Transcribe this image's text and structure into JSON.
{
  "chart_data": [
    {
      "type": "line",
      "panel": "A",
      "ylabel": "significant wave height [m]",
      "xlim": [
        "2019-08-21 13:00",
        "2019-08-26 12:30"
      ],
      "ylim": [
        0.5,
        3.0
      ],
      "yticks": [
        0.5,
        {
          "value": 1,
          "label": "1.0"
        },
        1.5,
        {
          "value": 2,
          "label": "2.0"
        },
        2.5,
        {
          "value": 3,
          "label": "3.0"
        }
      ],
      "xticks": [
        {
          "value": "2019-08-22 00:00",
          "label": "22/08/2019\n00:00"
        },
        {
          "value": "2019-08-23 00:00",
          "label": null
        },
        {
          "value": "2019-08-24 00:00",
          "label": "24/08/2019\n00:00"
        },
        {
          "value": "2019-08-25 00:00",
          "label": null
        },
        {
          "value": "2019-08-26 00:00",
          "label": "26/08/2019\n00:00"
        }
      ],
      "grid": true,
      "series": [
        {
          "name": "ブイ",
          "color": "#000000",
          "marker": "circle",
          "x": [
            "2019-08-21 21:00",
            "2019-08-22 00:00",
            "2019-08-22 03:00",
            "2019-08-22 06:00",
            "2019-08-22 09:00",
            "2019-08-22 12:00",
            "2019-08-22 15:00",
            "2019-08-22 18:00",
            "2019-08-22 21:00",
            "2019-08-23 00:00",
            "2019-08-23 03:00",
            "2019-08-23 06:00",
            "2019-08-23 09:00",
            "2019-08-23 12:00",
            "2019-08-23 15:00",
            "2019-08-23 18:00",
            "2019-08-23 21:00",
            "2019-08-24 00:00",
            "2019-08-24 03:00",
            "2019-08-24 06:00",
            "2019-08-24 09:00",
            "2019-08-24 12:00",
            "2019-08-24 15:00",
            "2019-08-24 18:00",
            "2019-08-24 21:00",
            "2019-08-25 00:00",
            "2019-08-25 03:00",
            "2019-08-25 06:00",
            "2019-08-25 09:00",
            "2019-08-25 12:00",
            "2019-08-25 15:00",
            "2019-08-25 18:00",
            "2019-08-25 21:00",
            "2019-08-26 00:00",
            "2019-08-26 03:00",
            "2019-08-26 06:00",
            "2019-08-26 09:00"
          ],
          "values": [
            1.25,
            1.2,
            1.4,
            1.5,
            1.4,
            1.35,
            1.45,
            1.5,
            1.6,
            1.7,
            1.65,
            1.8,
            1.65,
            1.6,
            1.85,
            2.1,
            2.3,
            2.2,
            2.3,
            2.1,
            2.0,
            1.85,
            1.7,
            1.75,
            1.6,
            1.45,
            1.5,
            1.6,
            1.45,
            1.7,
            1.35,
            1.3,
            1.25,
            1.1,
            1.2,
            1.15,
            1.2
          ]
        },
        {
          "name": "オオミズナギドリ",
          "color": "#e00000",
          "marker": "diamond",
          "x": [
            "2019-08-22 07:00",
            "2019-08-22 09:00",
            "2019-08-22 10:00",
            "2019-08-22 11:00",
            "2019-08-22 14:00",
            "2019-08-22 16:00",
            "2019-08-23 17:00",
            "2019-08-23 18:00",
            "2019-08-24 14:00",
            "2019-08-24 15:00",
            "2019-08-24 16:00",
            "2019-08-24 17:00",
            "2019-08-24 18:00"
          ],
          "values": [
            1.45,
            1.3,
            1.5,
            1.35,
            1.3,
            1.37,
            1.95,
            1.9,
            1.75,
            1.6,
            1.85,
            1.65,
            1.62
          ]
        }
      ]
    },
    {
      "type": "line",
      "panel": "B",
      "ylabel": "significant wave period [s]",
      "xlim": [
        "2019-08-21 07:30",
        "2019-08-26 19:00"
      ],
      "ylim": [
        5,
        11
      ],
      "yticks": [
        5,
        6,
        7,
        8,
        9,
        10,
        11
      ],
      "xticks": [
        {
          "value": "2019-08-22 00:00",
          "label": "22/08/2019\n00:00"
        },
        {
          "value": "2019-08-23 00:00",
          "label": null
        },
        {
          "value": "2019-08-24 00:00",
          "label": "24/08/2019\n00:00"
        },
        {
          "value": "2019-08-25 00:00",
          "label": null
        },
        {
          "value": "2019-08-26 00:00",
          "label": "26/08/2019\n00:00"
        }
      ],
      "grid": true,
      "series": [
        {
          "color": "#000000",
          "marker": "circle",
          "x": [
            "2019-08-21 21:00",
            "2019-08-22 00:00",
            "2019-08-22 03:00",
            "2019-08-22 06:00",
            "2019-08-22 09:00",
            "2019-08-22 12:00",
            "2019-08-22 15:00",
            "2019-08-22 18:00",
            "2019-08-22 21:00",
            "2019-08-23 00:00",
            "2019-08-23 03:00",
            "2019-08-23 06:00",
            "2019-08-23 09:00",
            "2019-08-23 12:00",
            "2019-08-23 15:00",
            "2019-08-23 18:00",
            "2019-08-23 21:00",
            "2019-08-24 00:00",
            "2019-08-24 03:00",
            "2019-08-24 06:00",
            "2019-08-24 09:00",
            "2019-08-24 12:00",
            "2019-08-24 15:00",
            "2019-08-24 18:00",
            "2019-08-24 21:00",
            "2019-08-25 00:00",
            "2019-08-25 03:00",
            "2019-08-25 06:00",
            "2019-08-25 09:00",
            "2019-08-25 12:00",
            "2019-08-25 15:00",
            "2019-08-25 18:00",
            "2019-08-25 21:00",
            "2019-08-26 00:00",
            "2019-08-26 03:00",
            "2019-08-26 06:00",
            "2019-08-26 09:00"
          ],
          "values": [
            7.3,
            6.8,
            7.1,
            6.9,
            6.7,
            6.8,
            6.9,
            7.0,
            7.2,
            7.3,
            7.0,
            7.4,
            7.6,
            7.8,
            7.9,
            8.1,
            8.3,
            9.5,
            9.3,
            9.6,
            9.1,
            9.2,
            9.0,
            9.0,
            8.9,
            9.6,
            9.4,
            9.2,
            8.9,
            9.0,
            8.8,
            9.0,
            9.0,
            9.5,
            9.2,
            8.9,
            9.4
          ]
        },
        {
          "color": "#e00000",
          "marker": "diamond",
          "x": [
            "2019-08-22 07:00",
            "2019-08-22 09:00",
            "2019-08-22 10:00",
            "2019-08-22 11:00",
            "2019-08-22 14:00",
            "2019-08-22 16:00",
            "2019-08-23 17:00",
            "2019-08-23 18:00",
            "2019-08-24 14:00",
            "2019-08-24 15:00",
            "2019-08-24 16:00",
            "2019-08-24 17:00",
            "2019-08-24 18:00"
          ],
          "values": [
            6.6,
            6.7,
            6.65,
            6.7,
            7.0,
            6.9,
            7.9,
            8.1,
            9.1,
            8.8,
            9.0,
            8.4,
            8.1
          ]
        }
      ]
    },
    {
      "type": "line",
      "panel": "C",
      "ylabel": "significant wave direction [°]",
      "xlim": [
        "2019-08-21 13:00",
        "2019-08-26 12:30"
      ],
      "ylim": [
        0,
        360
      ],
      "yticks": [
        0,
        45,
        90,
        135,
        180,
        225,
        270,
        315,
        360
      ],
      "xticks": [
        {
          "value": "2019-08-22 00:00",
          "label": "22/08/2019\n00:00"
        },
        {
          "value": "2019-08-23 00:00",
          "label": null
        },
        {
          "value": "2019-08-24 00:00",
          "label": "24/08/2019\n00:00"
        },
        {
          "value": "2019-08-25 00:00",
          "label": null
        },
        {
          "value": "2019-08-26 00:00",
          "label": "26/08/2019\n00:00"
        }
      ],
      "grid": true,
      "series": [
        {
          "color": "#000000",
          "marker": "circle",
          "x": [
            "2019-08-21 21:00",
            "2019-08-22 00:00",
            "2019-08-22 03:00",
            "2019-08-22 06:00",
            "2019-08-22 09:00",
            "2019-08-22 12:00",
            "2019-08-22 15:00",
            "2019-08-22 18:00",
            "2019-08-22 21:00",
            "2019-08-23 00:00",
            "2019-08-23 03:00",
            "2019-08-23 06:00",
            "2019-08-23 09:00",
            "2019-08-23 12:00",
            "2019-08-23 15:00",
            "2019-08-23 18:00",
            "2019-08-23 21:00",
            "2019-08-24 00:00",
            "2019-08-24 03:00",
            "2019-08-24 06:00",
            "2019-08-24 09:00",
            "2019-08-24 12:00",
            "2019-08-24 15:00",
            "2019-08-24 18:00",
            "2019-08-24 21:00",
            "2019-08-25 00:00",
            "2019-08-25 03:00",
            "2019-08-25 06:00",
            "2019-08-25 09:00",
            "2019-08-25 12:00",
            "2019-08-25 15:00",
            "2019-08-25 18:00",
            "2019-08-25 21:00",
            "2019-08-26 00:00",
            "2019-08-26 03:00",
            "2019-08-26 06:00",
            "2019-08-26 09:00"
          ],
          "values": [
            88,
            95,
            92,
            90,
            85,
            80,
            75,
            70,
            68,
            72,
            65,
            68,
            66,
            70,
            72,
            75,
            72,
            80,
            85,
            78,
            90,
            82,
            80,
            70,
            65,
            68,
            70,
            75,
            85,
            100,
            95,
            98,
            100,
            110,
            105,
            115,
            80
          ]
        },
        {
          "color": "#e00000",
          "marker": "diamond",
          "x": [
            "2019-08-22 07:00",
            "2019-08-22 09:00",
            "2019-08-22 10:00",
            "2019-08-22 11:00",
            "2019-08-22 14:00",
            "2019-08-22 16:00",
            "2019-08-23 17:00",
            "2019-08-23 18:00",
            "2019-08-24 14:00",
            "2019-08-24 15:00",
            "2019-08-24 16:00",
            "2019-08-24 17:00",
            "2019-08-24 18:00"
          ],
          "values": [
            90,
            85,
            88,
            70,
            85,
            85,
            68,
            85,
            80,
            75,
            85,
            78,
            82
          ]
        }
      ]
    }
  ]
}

WHAT IS EXPECTED —
Gather each line that holds "wave".

EXERCISE ANSWER —
      "ylabel": "significant wave height [m]",
      "ylabel": "significant wave period [s]",
      "ylabel": "significant wave direction [°]",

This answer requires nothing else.